━━ Working data ━━
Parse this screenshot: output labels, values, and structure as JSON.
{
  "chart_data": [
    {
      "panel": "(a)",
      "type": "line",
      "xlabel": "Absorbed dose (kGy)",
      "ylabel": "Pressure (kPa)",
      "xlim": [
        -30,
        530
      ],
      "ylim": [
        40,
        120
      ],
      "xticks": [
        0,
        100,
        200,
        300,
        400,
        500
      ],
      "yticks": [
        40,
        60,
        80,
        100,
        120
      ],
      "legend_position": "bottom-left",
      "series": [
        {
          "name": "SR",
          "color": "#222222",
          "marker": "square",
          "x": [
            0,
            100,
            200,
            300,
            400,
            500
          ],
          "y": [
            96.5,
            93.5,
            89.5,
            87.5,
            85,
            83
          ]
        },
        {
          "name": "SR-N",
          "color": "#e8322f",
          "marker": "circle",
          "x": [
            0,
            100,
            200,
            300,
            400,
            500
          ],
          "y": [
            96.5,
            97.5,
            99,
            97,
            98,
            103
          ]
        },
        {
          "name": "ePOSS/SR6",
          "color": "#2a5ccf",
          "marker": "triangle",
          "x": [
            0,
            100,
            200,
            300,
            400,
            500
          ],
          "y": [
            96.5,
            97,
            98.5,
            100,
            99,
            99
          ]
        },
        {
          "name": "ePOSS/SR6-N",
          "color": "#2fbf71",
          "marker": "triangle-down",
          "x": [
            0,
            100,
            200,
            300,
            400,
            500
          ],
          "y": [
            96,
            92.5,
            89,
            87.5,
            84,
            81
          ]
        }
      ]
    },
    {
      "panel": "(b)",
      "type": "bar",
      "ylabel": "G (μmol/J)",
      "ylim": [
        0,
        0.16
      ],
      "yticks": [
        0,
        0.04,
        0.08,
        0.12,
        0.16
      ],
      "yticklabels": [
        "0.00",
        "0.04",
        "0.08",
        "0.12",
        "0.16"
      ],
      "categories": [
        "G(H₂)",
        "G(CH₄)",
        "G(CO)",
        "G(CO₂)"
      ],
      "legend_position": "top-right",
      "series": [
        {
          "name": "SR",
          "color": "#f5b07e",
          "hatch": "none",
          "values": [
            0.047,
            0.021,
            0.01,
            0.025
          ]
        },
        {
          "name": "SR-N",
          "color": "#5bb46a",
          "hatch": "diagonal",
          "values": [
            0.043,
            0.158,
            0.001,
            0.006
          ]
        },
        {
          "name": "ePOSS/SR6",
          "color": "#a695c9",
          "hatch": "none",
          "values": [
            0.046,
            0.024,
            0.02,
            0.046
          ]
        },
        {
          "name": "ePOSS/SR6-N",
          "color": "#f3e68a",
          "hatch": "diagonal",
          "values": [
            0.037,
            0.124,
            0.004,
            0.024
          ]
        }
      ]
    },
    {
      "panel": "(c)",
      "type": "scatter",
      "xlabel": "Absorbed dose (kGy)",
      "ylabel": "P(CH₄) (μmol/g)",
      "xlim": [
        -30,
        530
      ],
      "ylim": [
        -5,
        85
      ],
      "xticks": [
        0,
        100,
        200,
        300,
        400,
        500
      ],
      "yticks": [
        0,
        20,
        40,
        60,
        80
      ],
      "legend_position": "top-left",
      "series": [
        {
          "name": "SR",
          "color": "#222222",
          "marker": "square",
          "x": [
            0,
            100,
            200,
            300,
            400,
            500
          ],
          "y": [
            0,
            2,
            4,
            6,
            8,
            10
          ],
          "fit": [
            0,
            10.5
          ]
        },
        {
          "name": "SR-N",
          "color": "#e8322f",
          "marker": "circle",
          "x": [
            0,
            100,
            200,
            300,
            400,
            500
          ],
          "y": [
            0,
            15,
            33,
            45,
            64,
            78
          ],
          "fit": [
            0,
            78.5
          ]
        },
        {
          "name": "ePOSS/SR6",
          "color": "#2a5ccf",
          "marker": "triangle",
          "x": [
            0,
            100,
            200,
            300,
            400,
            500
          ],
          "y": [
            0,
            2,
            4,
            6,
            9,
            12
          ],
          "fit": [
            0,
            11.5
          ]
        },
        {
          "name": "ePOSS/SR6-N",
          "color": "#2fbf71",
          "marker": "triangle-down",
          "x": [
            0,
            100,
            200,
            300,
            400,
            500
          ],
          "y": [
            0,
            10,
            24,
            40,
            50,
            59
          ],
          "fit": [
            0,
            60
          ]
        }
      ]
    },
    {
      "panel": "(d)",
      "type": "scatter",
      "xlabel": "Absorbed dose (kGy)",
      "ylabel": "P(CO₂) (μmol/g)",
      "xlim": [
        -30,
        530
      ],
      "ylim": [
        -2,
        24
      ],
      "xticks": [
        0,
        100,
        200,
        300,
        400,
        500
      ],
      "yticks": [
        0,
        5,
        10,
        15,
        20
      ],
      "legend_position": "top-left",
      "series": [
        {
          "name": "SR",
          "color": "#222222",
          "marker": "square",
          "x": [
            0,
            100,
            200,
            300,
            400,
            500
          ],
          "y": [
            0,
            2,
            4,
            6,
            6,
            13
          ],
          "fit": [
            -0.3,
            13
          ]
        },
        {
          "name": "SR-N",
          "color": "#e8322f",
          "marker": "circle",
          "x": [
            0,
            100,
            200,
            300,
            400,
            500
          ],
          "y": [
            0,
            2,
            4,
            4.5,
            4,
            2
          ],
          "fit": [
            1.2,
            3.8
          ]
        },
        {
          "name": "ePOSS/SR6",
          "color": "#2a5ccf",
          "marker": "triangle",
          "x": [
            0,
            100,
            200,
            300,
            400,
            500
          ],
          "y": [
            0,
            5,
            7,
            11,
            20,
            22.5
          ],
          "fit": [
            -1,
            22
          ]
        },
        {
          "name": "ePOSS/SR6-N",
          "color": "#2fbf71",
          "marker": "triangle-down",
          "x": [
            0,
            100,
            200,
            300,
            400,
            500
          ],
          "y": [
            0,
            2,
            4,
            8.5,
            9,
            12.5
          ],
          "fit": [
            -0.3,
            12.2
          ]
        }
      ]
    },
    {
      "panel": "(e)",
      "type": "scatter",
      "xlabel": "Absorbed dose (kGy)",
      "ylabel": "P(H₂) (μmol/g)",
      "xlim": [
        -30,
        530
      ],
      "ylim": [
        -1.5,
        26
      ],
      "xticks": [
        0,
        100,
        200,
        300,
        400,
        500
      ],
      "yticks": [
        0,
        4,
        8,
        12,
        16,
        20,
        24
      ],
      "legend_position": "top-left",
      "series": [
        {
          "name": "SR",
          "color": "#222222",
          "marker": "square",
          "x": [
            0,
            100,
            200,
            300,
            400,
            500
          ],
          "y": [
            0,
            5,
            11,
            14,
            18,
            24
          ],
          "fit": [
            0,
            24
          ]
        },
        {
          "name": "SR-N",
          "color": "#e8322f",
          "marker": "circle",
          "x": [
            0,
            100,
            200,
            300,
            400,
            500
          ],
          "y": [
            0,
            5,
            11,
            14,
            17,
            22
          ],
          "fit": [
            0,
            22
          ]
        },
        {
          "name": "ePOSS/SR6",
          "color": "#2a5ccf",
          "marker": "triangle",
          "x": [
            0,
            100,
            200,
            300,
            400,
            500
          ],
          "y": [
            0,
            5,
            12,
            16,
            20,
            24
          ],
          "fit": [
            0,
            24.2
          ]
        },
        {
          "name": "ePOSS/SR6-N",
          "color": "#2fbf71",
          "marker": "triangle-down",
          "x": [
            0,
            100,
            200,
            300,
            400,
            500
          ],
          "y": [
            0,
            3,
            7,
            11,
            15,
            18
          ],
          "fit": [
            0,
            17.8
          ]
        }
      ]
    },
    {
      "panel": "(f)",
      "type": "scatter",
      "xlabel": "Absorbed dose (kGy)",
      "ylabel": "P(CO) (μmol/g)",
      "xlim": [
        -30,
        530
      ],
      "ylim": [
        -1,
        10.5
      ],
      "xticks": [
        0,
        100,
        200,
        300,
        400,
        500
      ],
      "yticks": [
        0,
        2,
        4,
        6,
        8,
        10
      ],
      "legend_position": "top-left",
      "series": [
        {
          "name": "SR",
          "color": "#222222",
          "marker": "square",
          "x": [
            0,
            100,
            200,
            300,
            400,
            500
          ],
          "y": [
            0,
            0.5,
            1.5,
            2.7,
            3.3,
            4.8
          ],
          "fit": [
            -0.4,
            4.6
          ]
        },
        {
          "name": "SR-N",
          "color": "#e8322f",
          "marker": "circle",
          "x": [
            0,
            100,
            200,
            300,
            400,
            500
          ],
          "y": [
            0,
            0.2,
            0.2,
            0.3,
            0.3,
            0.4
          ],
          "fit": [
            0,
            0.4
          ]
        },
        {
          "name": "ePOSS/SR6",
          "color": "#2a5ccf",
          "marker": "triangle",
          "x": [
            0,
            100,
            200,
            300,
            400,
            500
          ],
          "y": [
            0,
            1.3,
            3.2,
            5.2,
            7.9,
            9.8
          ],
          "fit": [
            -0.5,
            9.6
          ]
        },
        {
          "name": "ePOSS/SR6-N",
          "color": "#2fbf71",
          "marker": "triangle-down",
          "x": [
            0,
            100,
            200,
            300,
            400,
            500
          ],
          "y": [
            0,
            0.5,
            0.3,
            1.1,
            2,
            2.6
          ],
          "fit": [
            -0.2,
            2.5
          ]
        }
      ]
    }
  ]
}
━━━
Work to complete — Gather every line from the listing above in which "μmol" appears, and copy those lines.

Answer to this problem —
      "ylabel": "G (μmol/J)",
      "ylabel": "P(CH₄) (μmol/g)",
      "ylabel": "P(CO₂) (μmol/g)",
      "ylabel": "P(H₂) (μmol/g)",
      "ylabel": "P(CO) (μmol/g)",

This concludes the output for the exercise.